→ **Data for processing**:
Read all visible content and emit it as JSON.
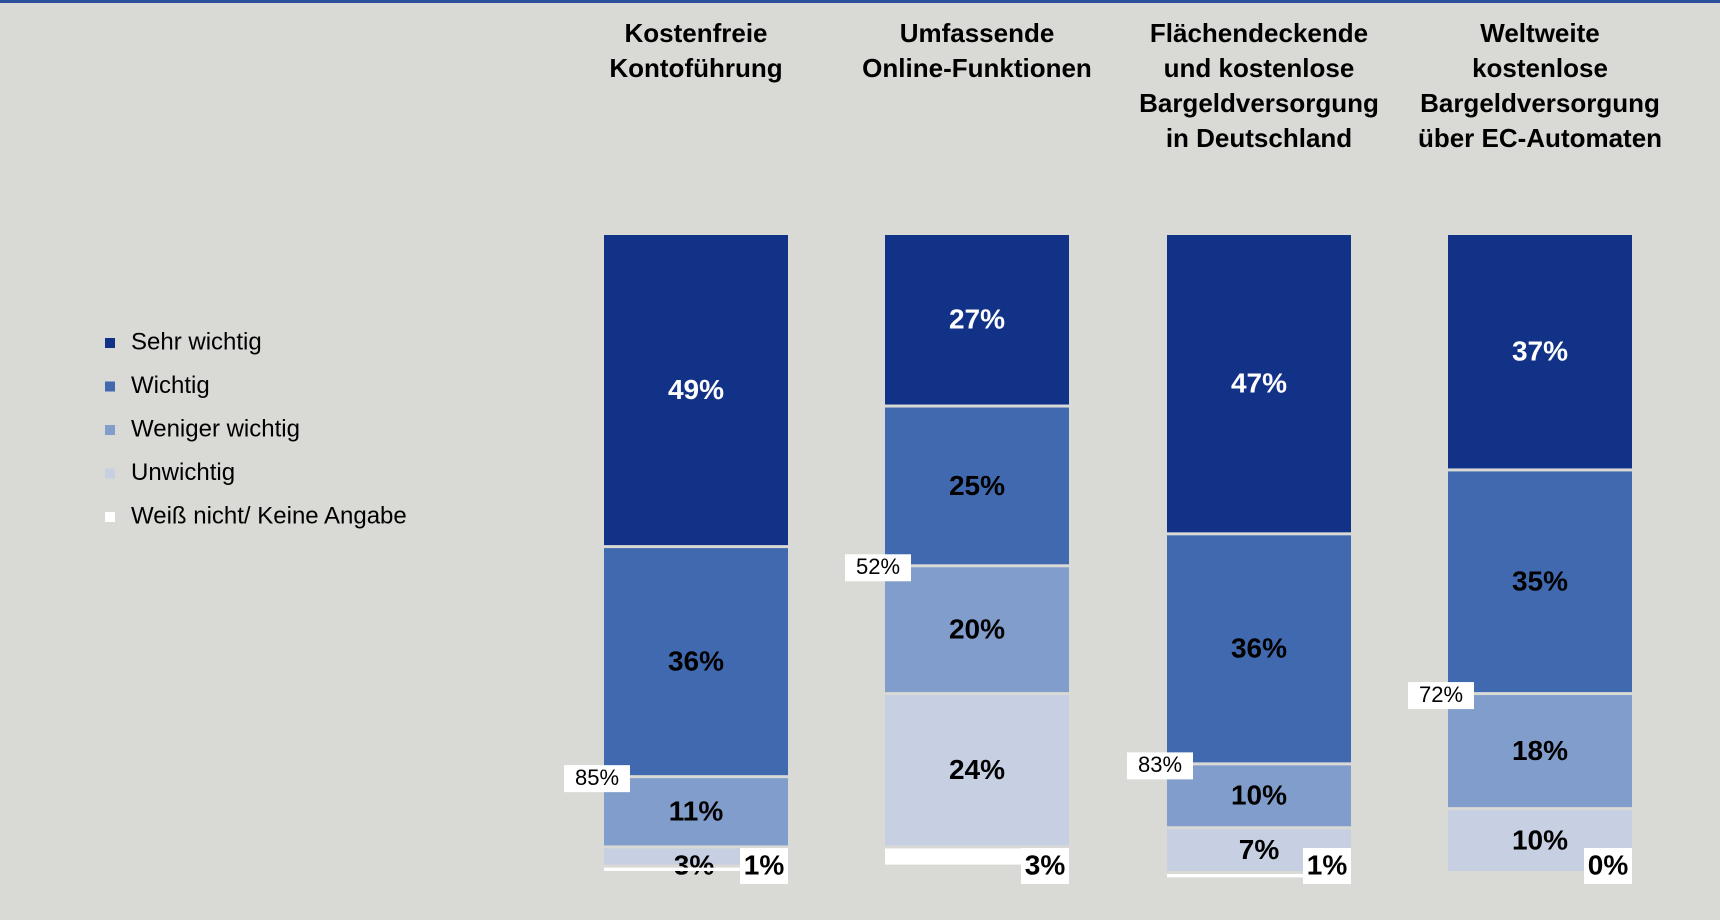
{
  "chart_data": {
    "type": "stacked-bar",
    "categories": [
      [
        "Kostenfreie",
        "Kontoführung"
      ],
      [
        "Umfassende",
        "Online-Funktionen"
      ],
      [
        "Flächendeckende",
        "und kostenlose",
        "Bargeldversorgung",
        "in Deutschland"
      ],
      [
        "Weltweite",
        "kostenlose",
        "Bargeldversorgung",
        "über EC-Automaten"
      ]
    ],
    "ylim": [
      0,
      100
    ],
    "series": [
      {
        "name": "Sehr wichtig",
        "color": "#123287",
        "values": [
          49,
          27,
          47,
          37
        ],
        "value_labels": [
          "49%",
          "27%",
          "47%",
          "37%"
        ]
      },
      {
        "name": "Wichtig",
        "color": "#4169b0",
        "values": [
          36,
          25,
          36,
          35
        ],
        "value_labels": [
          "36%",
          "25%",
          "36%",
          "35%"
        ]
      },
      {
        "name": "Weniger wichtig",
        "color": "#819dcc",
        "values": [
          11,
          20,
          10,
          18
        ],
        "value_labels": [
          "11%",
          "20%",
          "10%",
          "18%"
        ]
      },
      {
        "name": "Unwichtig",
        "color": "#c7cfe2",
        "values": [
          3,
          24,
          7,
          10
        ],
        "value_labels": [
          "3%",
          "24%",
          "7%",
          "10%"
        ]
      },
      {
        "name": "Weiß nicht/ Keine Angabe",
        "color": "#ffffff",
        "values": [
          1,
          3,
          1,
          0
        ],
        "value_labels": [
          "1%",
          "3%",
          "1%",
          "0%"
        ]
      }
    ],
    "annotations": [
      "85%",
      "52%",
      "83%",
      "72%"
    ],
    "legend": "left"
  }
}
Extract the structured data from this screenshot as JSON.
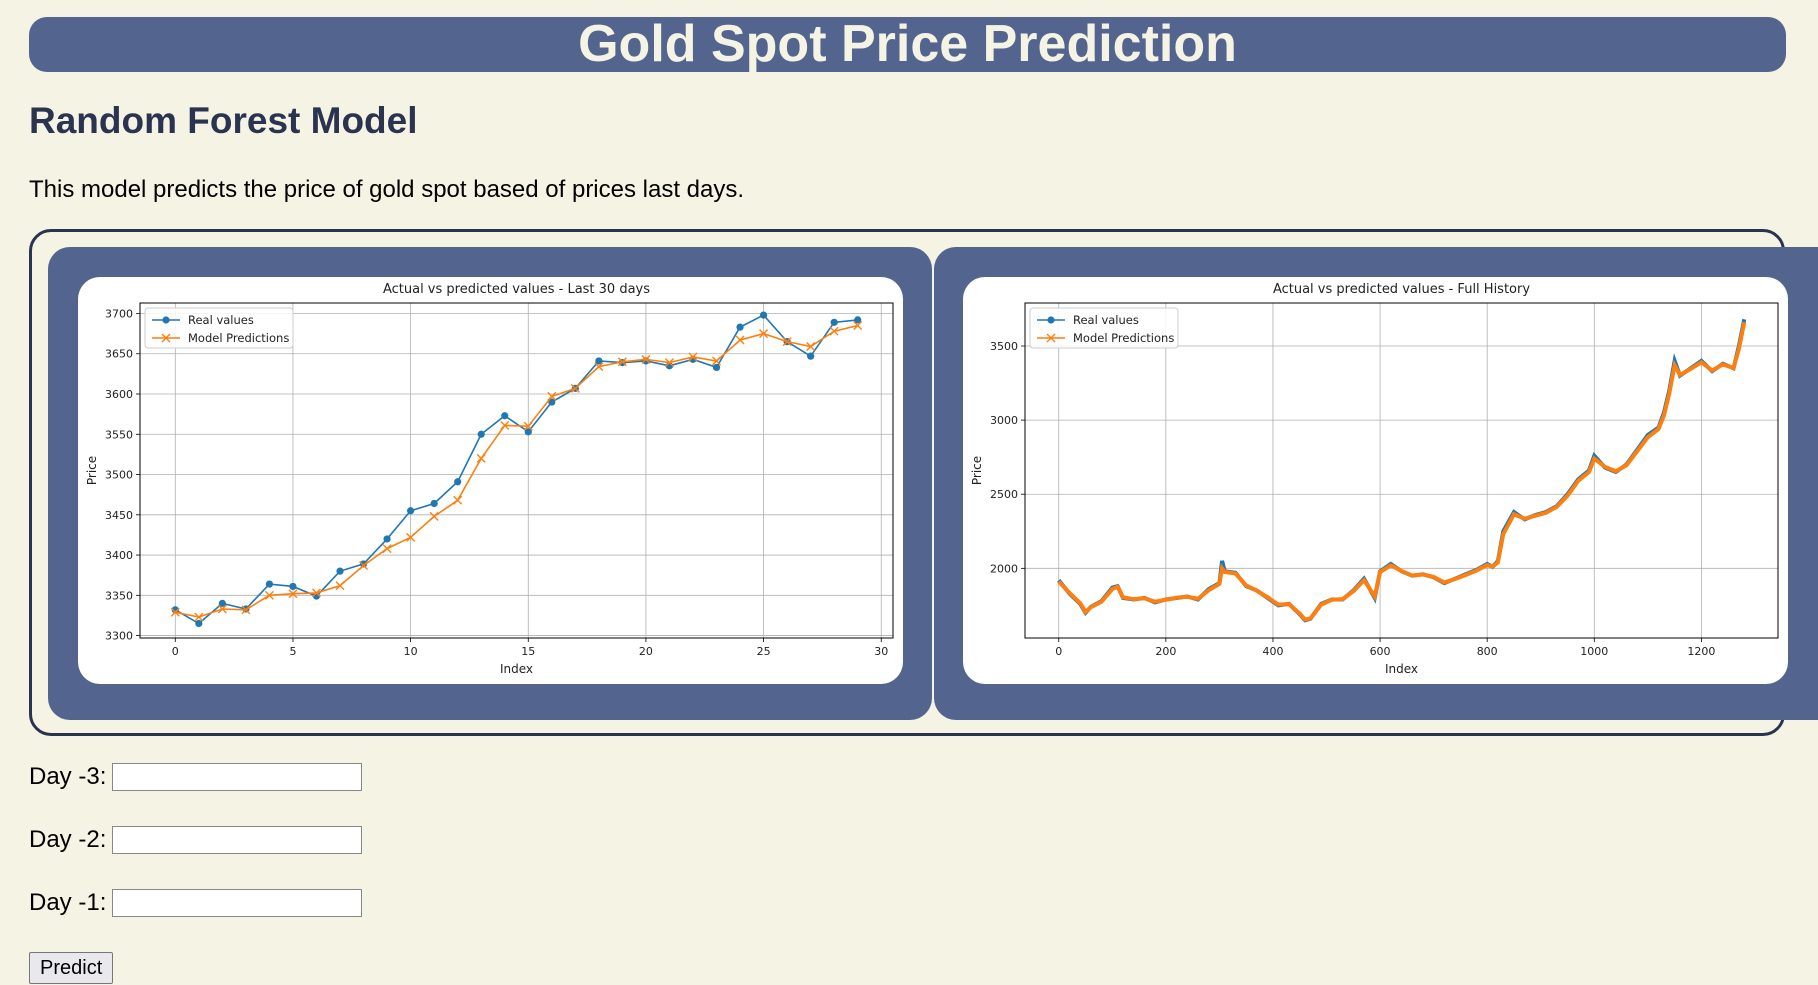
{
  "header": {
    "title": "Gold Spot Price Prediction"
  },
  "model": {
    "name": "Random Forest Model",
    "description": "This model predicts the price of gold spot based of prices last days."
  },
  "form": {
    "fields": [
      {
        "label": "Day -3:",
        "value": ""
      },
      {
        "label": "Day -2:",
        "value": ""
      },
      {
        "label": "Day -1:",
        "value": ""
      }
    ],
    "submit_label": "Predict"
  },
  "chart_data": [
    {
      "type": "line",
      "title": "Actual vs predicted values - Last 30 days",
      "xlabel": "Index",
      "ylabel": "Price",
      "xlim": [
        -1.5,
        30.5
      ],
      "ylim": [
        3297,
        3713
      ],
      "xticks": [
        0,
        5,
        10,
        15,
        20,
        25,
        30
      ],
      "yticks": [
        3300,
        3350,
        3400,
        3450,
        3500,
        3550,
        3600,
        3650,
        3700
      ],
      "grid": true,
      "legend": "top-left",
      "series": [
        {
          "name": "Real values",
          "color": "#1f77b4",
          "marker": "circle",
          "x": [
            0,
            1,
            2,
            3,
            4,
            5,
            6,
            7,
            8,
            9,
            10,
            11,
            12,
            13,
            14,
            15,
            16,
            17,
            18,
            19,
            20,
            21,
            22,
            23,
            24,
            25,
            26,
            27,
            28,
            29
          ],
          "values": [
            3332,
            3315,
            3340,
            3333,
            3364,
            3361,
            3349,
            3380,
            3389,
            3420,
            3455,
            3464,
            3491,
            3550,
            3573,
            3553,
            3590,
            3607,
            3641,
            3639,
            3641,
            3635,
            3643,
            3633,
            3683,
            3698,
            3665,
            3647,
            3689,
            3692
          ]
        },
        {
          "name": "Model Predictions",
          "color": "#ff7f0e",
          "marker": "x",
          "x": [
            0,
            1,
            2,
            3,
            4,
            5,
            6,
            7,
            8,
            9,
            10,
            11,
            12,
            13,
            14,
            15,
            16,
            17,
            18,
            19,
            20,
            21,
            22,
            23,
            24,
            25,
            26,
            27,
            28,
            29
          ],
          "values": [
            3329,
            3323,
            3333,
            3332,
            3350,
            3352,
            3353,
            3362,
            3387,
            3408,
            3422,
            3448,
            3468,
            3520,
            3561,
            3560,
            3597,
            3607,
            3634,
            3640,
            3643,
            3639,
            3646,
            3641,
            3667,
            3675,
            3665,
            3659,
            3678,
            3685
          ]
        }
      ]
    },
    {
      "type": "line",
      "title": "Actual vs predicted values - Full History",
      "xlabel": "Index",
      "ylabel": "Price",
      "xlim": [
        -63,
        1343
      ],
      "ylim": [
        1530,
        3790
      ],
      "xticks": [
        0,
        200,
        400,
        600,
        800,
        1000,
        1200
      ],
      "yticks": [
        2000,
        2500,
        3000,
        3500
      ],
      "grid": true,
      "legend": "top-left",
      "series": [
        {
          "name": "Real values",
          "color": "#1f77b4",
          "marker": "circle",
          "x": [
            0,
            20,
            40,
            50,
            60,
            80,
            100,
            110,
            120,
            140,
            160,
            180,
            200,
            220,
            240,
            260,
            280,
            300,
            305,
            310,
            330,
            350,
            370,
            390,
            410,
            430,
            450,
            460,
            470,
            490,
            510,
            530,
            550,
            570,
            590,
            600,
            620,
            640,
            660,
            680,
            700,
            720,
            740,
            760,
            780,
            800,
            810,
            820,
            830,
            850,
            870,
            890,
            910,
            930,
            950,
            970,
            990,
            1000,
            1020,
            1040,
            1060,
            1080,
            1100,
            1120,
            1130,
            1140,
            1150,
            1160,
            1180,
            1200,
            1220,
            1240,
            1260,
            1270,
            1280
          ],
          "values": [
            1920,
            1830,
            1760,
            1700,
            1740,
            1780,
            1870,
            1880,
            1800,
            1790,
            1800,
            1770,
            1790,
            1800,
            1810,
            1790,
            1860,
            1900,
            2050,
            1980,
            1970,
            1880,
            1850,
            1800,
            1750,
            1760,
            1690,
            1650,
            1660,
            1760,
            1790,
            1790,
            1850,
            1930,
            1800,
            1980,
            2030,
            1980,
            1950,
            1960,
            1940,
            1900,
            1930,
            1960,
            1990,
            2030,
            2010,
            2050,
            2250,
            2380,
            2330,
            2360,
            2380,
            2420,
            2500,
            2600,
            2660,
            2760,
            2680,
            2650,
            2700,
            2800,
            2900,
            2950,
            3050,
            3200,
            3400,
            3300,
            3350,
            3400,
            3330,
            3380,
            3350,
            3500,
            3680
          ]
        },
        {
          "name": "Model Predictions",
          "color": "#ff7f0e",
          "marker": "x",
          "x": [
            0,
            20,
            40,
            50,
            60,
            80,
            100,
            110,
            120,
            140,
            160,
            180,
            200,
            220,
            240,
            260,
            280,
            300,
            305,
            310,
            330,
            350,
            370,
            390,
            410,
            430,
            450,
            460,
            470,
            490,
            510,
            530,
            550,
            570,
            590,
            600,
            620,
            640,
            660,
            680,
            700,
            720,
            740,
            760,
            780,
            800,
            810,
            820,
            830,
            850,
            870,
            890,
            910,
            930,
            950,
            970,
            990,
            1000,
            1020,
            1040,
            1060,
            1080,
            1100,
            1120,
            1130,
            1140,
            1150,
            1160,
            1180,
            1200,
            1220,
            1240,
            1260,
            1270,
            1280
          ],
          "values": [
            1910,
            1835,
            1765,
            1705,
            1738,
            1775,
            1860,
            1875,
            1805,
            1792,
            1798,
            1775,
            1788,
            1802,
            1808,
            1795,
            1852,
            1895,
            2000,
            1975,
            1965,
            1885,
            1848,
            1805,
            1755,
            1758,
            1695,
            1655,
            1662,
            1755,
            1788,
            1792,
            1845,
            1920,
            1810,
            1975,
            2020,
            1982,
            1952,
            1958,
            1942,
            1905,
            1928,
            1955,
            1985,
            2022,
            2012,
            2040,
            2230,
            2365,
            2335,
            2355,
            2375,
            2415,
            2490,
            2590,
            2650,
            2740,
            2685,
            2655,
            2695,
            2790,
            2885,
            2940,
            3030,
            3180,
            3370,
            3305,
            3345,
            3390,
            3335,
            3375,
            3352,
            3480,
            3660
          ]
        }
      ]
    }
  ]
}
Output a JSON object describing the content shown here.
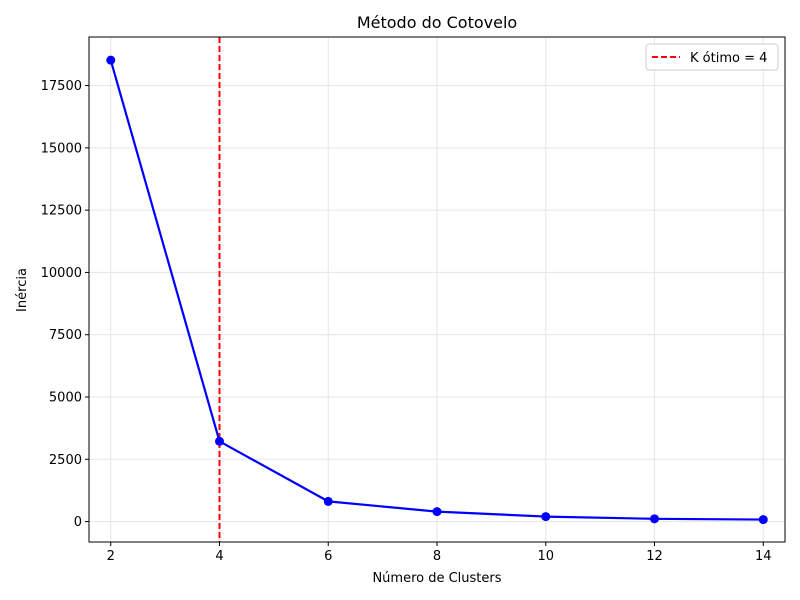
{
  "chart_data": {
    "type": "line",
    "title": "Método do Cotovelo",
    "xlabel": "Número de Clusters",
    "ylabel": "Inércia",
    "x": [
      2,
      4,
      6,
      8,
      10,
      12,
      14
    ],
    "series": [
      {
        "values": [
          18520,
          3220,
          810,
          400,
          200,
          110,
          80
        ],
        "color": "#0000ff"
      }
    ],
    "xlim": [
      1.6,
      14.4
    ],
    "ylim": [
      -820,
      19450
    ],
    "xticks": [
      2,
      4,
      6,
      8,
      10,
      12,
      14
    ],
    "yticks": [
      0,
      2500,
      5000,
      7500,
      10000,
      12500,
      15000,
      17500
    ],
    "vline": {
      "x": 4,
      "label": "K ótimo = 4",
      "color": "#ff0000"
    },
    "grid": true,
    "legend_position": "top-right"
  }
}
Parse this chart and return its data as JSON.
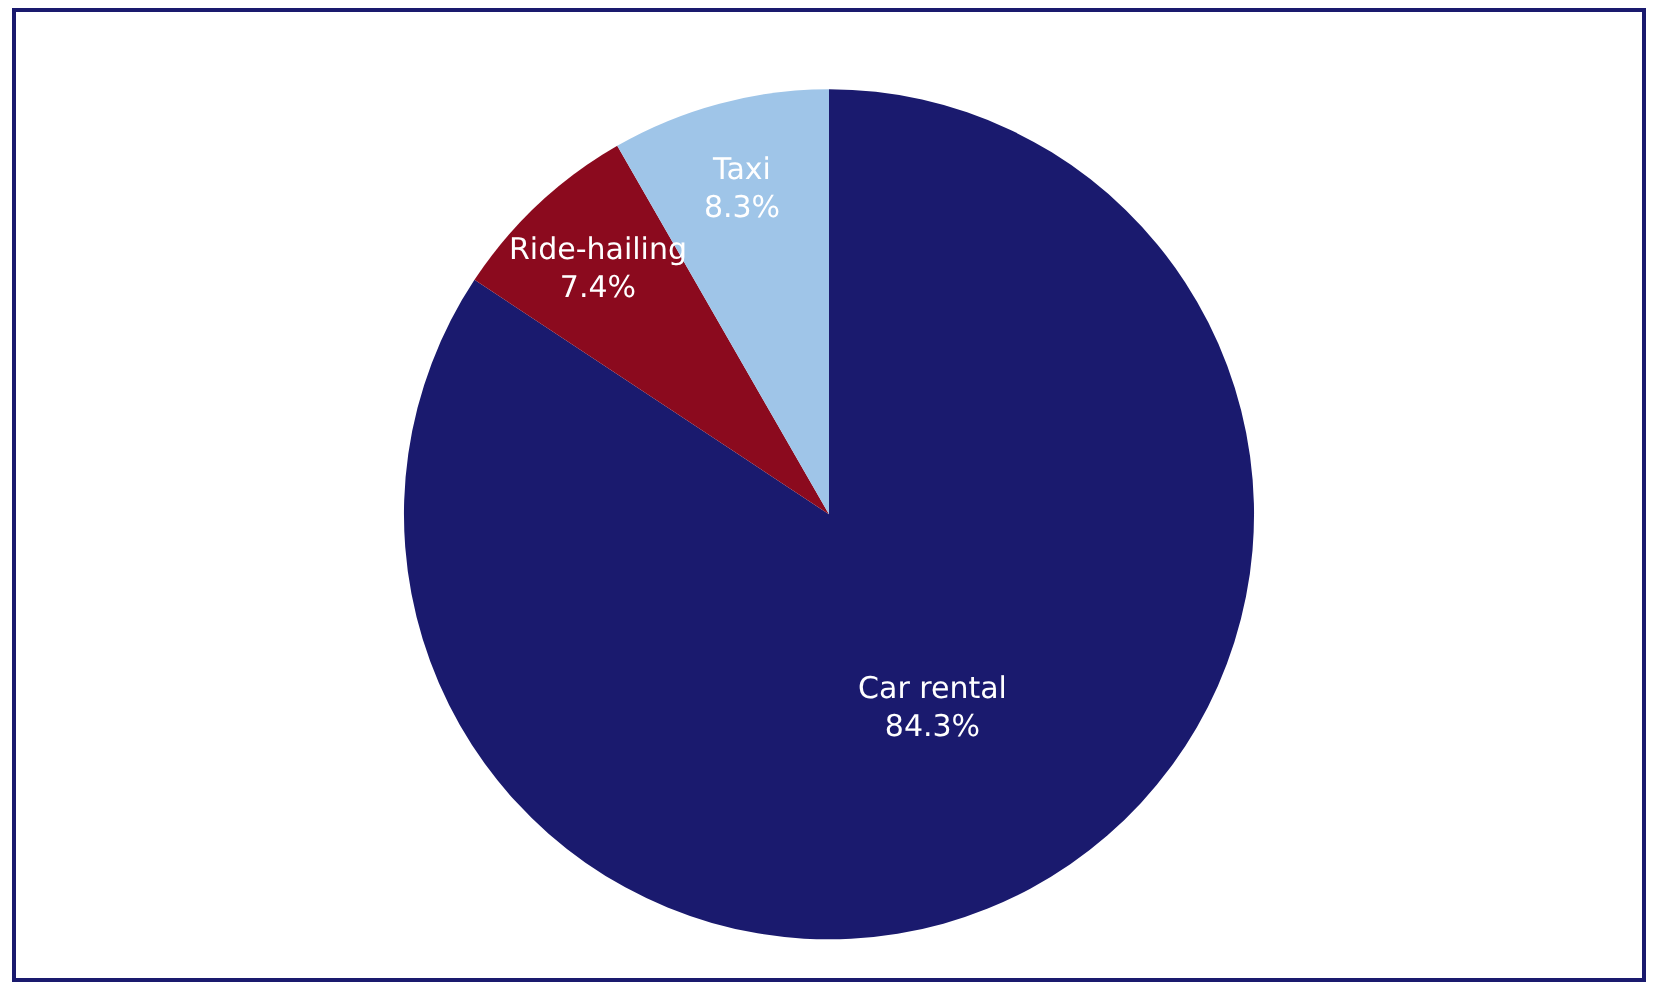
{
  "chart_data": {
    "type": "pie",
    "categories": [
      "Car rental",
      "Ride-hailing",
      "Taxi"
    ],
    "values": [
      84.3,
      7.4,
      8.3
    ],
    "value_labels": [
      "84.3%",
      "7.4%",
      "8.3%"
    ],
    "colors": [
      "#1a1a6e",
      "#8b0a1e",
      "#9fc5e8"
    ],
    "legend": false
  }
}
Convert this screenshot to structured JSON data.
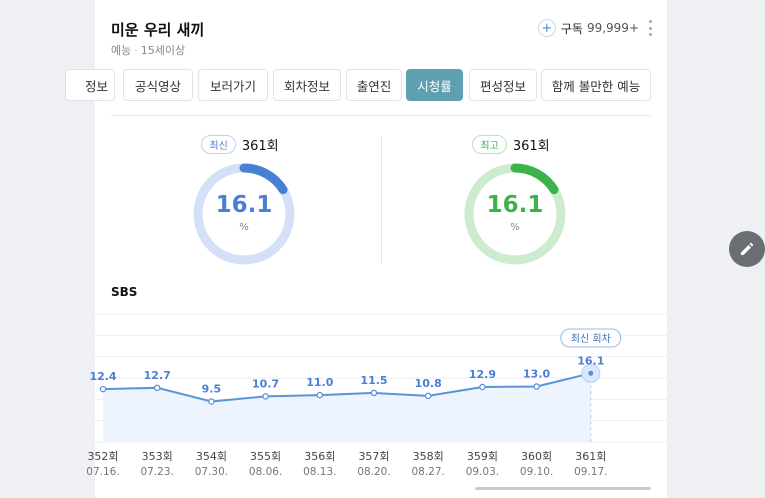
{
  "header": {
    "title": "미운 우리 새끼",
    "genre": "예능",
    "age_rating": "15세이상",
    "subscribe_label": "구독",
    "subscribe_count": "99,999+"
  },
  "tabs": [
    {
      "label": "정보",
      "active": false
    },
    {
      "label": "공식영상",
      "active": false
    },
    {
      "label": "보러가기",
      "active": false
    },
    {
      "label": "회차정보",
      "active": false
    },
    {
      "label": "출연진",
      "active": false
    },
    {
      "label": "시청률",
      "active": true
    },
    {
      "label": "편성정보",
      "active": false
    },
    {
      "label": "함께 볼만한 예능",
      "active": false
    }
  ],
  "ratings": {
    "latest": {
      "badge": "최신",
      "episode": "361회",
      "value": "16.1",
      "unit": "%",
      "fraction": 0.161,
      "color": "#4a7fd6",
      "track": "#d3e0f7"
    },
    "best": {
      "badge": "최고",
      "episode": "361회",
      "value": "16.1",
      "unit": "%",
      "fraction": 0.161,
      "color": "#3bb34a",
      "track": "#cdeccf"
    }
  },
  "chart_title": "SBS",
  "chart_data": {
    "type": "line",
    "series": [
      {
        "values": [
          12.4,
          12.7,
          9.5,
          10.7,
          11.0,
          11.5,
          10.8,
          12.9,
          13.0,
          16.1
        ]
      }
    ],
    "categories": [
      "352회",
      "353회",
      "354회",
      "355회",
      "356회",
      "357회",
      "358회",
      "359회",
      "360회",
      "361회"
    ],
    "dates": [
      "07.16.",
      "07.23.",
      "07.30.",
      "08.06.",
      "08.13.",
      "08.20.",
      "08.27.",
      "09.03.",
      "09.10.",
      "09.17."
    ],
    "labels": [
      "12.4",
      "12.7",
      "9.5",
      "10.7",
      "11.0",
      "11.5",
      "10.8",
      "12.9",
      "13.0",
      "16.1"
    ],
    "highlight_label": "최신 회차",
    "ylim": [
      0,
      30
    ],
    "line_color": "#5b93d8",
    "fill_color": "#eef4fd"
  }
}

→ **Stated task**: Identify each line in the records above containing the word "structured"; copy those lines.

→ **Task response**:
Extract the structured data from this screenshot as JSON.
Convert this screenshot to structured JSON data.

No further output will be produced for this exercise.